Source material →
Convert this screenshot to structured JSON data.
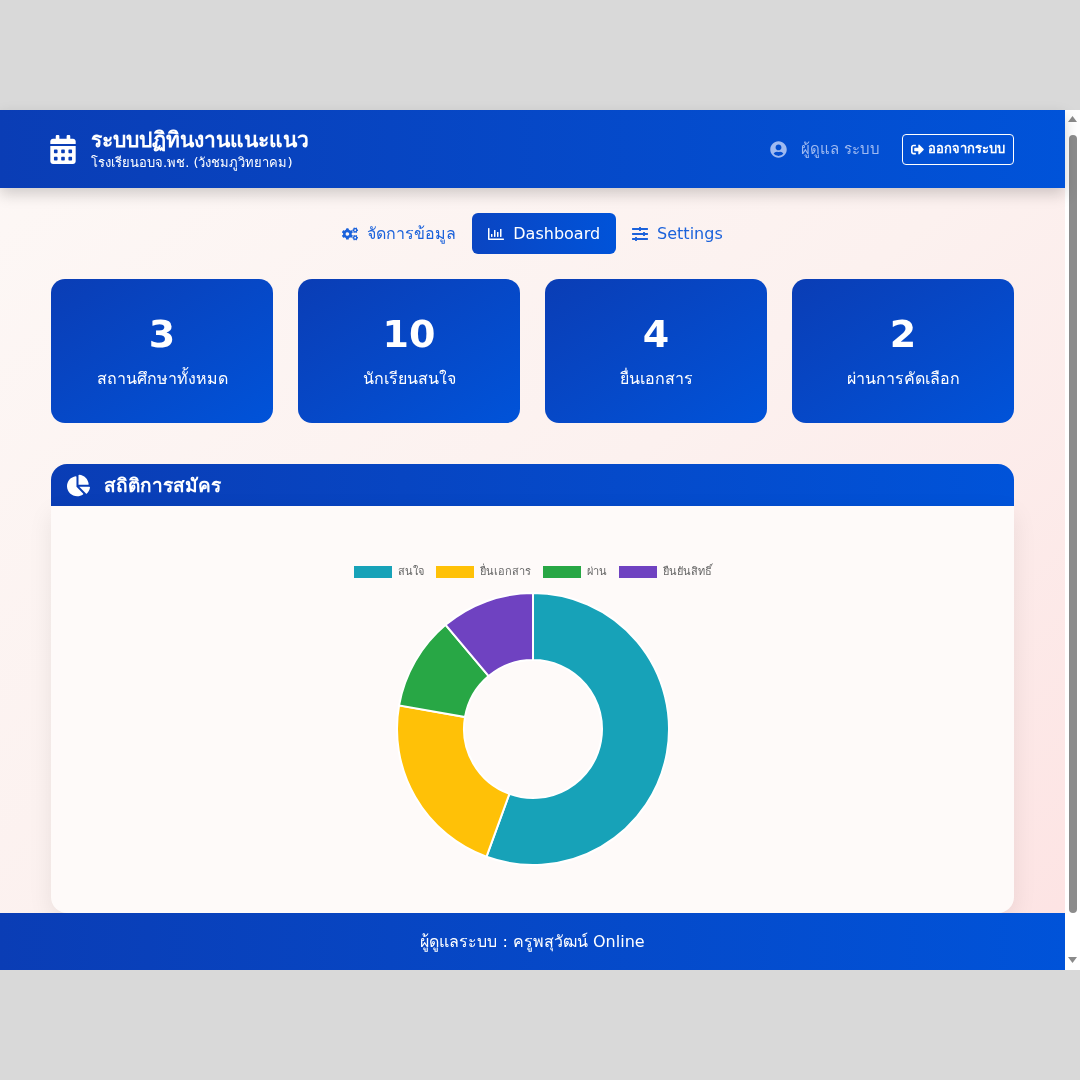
{
  "header": {
    "title": "ระบบปฏิทินงานแนะแนว",
    "subtitle": "โรงเรียนอบจ.พช. (วังชมภูวิทยาคม)",
    "user": "ผู้ดูแล ระบบ",
    "logout_button": "ออกจากระบบ"
  },
  "tabs": [
    {
      "label": "จัดการข้อมูล",
      "selected": false
    },
    {
      "label": "Dashboard",
      "selected": true
    },
    {
      "label": "Settings",
      "selected": false
    }
  ],
  "stats": [
    {
      "value": "3",
      "label": "สถานศึกษาทั้งหมด"
    },
    {
      "value": "10",
      "label": "นักเรียนสนใจ"
    },
    {
      "value": "4",
      "label": "ยื่นเอกสาร"
    },
    {
      "value": "2",
      "label": "ผ่านการคัดเลือก"
    }
  ],
  "chart_panel": {
    "title": "สถิติการสมัคร",
    "chart_data": {
      "type": "donut",
      "legend": "top",
      "categories": [
        "สนใจ",
        "ยื่นเอกสาร",
        "ผ่าน",
        "ยืนยันสิทธิ์"
      ],
      "colors": [
        "#17a2b8",
        "#ffc107",
        "#28a745",
        "#6f42c1"
      ],
      "series": [
        {
          "values": [
            55.56,
            22.22,
            11.11,
            11.11
          ]
        }
      ]
    }
  },
  "footer": "ผู้ดูแลระบบ : ครูพสุวัฒน์ Online"
}
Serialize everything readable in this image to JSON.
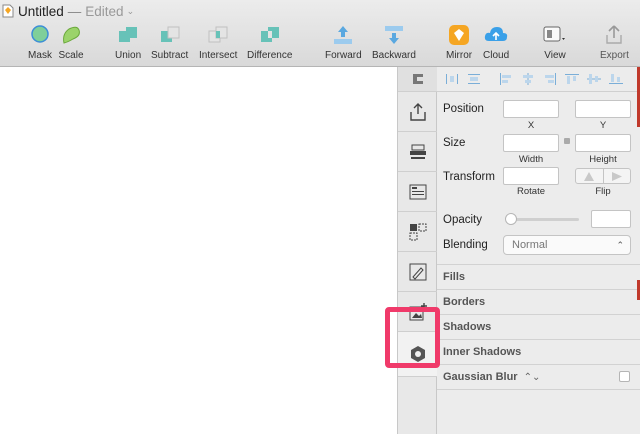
{
  "window": {
    "title": "Untitled",
    "separator": "—",
    "status": "Edited",
    "status_chevron": "⌄"
  },
  "toolbar": {
    "items": [
      {
        "label": "Mask",
        "icon": "mask-icon"
      },
      {
        "label": "Scale",
        "icon": "scale-icon"
      },
      {
        "label": "Union",
        "icon": "union-icon"
      },
      {
        "label": "Subtract",
        "icon": "subtract-icon"
      },
      {
        "label": "Intersect",
        "icon": "intersect-icon"
      },
      {
        "label": "Difference",
        "icon": "difference-icon"
      },
      {
        "label": "Forward",
        "icon": "forward-icon"
      },
      {
        "label": "Backward",
        "icon": "backward-icon"
      },
      {
        "label": "Mirror",
        "icon": "mirror-icon"
      },
      {
        "label": "Cloud",
        "icon": "cloud-icon"
      },
      {
        "label": "View",
        "icon": "view-icon"
      },
      {
        "label": "Export",
        "icon": "export-icon"
      }
    ]
  },
  "inspector": {
    "position_label": "Position",
    "x_label": "X",
    "y_label": "Y",
    "size_label": "Size",
    "width_label": "Width",
    "height_label": "Height",
    "transform_label": "Transform",
    "rotate_label": "Rotate",
    "flip_label": "Flip",
    "opacity_label": "Opacity",
    "blending_label": "Blending",
    "blending_value": "Normal",
    "sections": {
      "fills": "Fills",
      "borders": "Borders",
      "shadows": "Shadows",
      "inner_shadows": "Inner Shadows",
      "gaussian_blur": "Gaussian Blur",
      "gaussian_sorter": "⌃⌄"
    }
  },
  "tabs": [
    {
      "icon": "share-icon"
    },
    {
      "icon": "print-icon"
    },
    {
      "icon": "layout-icon"
    },
    {
      "icon": "symbols-icon"
    },
    {
      "icon": "pen-icon"
    },
    {
      "icon": "image-add-icon"
    },
    {
      "icon": "plugin-hex-icon"
    }
  ],
  "colors": {
    "highlight": "#f03a6a",
    "mirror": "#f5a623",
    "cloud": "#3aa0e8",
    "shape_green": "#7fcf9a",
    "shape_teal": "#67c2b8"
  }
}
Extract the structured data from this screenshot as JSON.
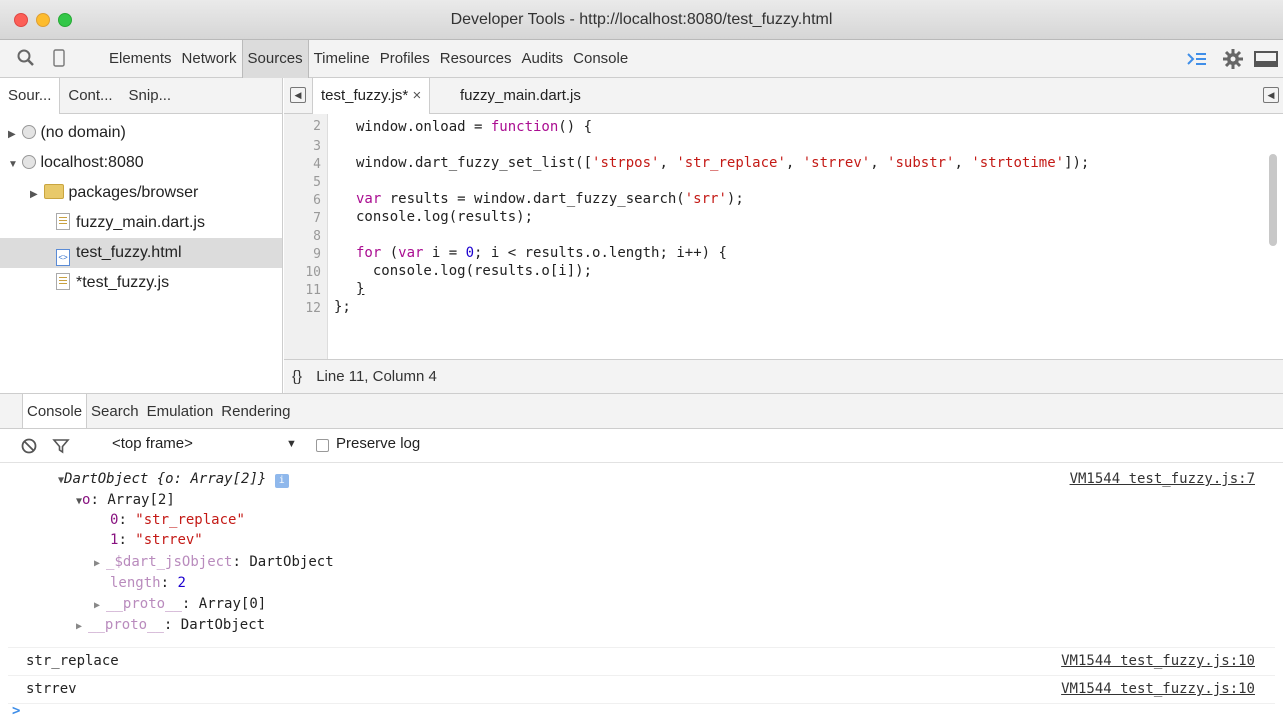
{
  "window": {
    "title": "Developer Tools - http://localhost:8080/test_fuzzy.html"
  },
  "toolbar": {
    "tabs": [
      "Elements",
      "Network",
      "Sources",
      "Timeline",
      "Profiles",
      "Resources",
      "Audits",
      "Console"
    ],
    "active_tab": "Sources"
  },
  "navigator": {
    "tabs": [
      "Sour...",
      "Cont...",
      "Snip..."
    ],
    "tree": [
      {
        "label": "(no domain)"
      },
      {
        "label": "localhost:8080"
      },
      {
        "label": "packages/browser"
      },
      {
        "label": "fuzzy_main.dart.js"
      },
      {
        "label": "test_fuzzy.html"
      },
      {
        "label": "*test_fuzzy.js"
      }
    ]
  },
  "editor": {
    "tabs": [
      {
        "label": "test_fuzzy.js*",
        "close": "×"
      },
      {
        "label": "fuzzy_main.dart.js"
      }
    ],
    "line_numbers": [
      "2",
      "3",
      "4",
      "5",
      "6",
      "7",
      "8",
      "9",
      "10",
      "11",
      "12"
    ],
    "lines": {
      "l2a": "window.onload = ",
      "l2b": "function",
      "l2c": "() {",
      "l4a": "window.dart_fuzzy_set_list([",
      "l4b": "'strpos'",
      "l4c": ", ",
      "l4d": "'str_replace'",
      "l4e": ", ",
      "l4f": "'strrev'",
      "l4g": ", ",
      "l4h": "'substr'",
      "l4i": ", ",
      "l4j": "'strtotime'",
      "l4k": "]);",
      "l6a": "var",
      "l6b": " results = window.dart_fuzzy_search(",
      "l6c": "'srr'",
      "l6d": ");",
      "l7": "console.log(results);",
      "l9a": "for",
      "l9b": " (",
      "l9c": "var",
      "l9d": " i = ",
      "l9e": "0",
      "l9f": "; i < results.o.length; i++) {",
      "l10": "  console.log(results.o[i]);",
      "l11": "}",
      "l12": "};"
    },
    "status": {
      "format_icon": "{}",
      "position": "Line 11, Column 4"
    }
  },
  "drawer": {
    "tabs": [
      "Console",
      "Search",
      "Emulation",
      "Rendering"
    ],
    "active_tab": "Console"
  },
  "console": {
    "frame_select": "<top frame>",
    "preserve_log_label": "Preserve log",
    "entries": {
      "obj_header": "DartObject {o: Array[2]}",
      "obj_info": "i",
      "o_key": "o",
      "o_val": ": Array[2]",
      "item0_key": "0",
      "item0_val": "\"str_replace\"",
      "item1_key": "1",
      "item1_val": "\"strrev\"",
      "jsobj_key": "_$dart_jsObject",
      "jsobj_val": ": DartObject",
      "length_key": "length",
      "length_val": "2",
      "proto1_key": "__proto__",
      "proto1_val": ": Array[0]",
      "proto2_key": "__proto__",
      "proto2_val": ": DartObject",
      "log1": "str_replace",
      "log2": "strrev",
      "src1": "VM1544 test_fuzzy.js:7",
      "src2": "VM1544 test_fuzzy.js:10",
      "src3": "VM1544 test_fuzzy.js:10",
      "prompt": ">"
    }
  }
}
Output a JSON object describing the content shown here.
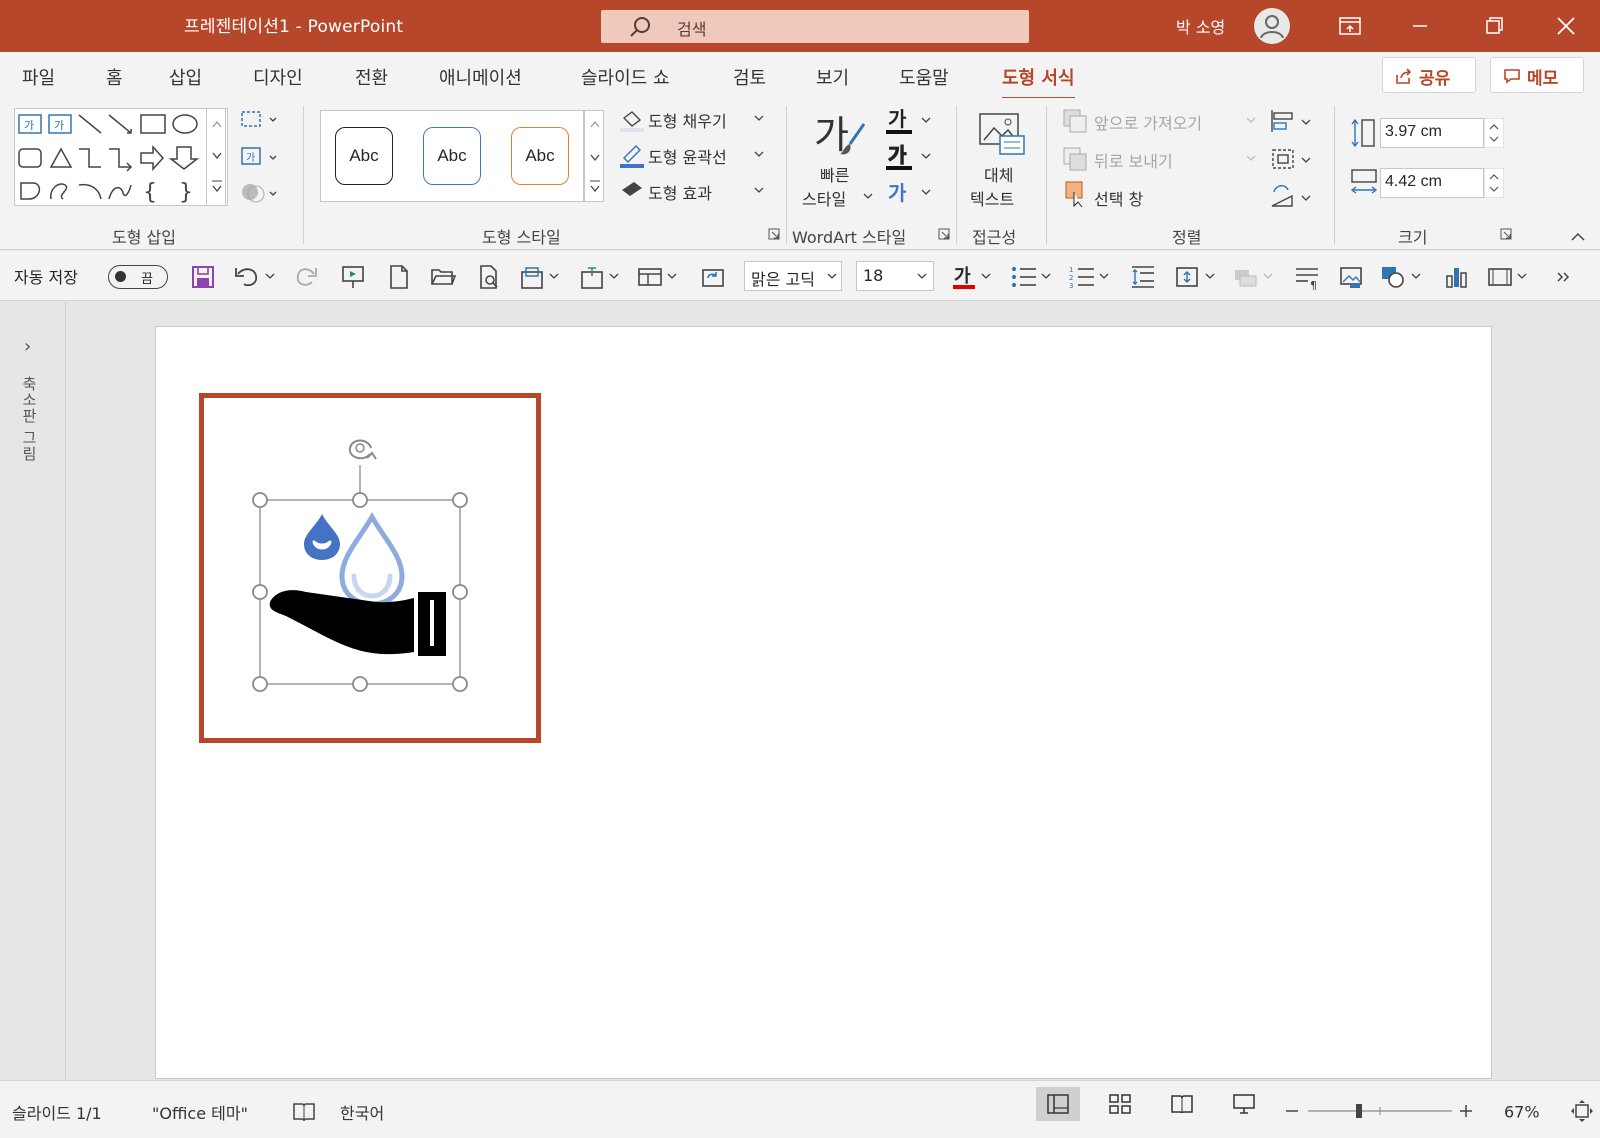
{
  "window": {
    "title": "프레젠테이션1  -  PowerPoint",
    "search_placeholder": "검색",
    "user": "박 소영"
  },
  "tabs": [
    "파일",
    "홈",
    "삽입",
    "디자인",
    "전환",
    "애니메이션",
    "슬라이드 쇼",
    "검토",
    "보기",
    "도움말",
    "도형 서식"
  ],
  "active_tab": "도형 서식",
  "share_button": "공유",
  "memo_button": "메모",
  "ribbon": {
    "insert_shapes": {
      "label": "도형 삽입"
    },
    "shape_styles": {
      "label": "도형 스타일",
      "presets": [
        "Abc",
        "Abc",
        "Abc"
      ],
      "fill": "도형 채우기",
      "outline": "도형 윤곽선",
      "effects": "도형 효과"
    },
    "wordart": {
      "label": "WordArt 스타일",
      "quick_styles_line1": "빠른",
      "quick_styles_line2": "스타일",
      "glyph": "가"
    },
    "accessibility": {
      "label": "접근성",
      "alt_text_line1": "대체",
      "alt_text_line2": "텍스트"
    },
    "arrange": {
      "label": "정렬",
      "bring_forward": "앞으로 가져오기",
      "send_backward": "뒤로 보내기",
      "selection_pane": "선택 창"
    },
    "size": {
      "label": "크기",
      "height": "3.97 cm",
      "width": "4.42 cm"
    }
  },
  "qat": {
    "autosave_label": "자동 저장",
    "autosave_state": "끔",
    "font_name": "맑은 고딕",
    "font_size": "18",
    "text_glyph": "가"
  },
  "left_rail": {
    "label": "축소판 그림"
  },
  "status": {
    "slide": "슬라이드 1/1",
    "theme": "\"Office 테마\"",
    "language": "한국어",
    "zoom": "67%",
    "zoom_level": 0.67
  },
  "colors": {
    "accent": "#b7472a",
    "drop_dark": "#4472c4",
    "drop_light": "#8faadc"
  }
}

Task description → Tally up the lines with the word "this" in them, and answer with that number by itself.

Correct response → 3